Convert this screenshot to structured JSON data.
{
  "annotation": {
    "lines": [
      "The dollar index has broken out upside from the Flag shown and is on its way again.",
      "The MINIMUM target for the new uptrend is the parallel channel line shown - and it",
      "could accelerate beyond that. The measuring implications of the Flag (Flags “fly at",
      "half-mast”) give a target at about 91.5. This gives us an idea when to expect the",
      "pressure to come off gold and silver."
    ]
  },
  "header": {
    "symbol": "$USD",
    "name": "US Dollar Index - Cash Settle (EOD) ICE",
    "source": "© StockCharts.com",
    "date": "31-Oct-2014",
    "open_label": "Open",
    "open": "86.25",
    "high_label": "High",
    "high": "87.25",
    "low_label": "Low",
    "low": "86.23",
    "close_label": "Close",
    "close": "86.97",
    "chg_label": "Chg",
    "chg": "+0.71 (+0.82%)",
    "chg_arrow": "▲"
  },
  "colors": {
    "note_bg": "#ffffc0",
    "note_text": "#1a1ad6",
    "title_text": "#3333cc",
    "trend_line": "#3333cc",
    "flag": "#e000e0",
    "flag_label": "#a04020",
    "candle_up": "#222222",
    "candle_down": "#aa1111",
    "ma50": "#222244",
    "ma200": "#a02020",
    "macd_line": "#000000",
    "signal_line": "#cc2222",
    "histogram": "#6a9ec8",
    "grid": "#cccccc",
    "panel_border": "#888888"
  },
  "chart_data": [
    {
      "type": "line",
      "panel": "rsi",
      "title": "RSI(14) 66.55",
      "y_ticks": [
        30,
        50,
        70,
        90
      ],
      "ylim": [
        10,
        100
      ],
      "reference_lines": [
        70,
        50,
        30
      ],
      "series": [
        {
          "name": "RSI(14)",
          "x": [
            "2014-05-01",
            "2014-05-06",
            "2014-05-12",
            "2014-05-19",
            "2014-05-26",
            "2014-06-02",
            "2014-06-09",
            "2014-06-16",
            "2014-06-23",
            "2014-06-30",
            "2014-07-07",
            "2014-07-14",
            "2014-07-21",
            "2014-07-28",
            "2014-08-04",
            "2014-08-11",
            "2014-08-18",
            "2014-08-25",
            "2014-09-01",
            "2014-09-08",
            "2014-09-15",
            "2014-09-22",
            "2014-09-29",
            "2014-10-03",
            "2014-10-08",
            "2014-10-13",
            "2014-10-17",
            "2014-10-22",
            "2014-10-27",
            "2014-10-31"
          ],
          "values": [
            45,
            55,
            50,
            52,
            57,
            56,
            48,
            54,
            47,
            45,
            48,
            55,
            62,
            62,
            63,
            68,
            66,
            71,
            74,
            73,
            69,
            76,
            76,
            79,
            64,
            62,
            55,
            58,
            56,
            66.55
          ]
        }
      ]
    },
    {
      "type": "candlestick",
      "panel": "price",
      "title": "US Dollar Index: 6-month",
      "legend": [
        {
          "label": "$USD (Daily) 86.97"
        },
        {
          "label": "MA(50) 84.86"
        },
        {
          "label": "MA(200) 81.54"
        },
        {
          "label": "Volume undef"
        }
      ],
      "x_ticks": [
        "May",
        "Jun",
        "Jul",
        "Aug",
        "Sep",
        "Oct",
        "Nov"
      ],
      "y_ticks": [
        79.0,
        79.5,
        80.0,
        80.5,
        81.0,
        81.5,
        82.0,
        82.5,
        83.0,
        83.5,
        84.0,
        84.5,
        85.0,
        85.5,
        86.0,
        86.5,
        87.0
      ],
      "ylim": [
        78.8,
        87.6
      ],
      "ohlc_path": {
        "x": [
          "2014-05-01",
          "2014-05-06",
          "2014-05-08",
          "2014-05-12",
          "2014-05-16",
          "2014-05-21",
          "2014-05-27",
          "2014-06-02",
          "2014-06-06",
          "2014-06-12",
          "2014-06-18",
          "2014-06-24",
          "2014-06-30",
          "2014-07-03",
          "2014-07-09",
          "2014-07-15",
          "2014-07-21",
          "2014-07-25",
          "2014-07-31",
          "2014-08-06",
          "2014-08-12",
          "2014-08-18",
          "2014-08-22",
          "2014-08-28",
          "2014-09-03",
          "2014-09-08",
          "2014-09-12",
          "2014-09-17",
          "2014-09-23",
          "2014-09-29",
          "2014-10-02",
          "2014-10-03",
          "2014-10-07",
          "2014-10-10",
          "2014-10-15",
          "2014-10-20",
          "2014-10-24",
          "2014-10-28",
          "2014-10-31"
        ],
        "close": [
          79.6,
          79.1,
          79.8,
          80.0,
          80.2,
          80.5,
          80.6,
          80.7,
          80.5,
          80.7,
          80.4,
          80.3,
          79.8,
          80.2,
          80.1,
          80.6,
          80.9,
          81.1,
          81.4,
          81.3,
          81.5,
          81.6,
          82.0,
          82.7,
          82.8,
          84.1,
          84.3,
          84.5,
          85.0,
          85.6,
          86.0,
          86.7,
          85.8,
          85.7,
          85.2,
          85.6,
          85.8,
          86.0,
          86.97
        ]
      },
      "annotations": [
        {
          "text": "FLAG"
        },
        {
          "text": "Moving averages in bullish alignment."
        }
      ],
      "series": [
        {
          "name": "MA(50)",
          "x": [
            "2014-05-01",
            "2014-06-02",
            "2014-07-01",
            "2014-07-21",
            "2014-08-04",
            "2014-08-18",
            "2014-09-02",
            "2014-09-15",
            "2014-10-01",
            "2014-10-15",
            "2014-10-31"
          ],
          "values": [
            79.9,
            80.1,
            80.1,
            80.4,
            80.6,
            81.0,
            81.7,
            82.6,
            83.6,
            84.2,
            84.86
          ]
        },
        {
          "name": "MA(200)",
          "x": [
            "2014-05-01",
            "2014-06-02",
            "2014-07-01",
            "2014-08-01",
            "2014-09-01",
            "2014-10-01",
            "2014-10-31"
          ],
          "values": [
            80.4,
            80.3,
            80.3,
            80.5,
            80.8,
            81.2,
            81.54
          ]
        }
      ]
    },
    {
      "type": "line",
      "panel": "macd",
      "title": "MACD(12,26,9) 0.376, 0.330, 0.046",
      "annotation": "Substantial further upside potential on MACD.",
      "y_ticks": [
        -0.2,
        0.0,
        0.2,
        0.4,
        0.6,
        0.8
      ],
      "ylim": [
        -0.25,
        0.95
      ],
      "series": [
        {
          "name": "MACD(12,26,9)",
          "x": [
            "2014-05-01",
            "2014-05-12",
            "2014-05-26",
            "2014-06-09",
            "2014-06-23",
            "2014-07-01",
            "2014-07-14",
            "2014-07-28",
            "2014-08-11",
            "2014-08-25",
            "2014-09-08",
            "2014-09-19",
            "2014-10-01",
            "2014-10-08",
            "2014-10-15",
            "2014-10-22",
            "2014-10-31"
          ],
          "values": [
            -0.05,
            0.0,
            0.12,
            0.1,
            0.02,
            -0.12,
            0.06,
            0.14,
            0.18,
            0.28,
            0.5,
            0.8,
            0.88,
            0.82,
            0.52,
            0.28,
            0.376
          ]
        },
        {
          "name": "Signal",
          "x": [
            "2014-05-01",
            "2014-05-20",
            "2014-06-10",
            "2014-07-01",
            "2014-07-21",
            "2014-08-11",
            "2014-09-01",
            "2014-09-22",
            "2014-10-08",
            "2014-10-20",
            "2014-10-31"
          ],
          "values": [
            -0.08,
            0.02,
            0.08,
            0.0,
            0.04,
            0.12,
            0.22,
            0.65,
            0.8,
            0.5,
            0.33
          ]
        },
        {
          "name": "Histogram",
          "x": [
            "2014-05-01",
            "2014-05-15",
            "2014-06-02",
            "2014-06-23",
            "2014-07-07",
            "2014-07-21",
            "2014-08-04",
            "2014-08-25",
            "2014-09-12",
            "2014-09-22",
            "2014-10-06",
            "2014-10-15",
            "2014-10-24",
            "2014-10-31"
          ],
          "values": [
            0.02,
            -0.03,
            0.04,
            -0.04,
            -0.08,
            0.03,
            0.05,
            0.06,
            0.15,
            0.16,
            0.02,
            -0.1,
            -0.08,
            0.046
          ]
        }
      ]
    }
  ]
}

========

◆ Aim:
From the data, pick out every line that includes "name".

◆ Exercise result:
    "name": "US Dollar Index - Cash Settle (EOD) ICE",
          "name": "RSI(14)",
          "name": "MA(50)",
          "name": "MA(200)",
          "name": "MACD(12,26,9)",
          "name": "Signal",
          "name": "Histogram",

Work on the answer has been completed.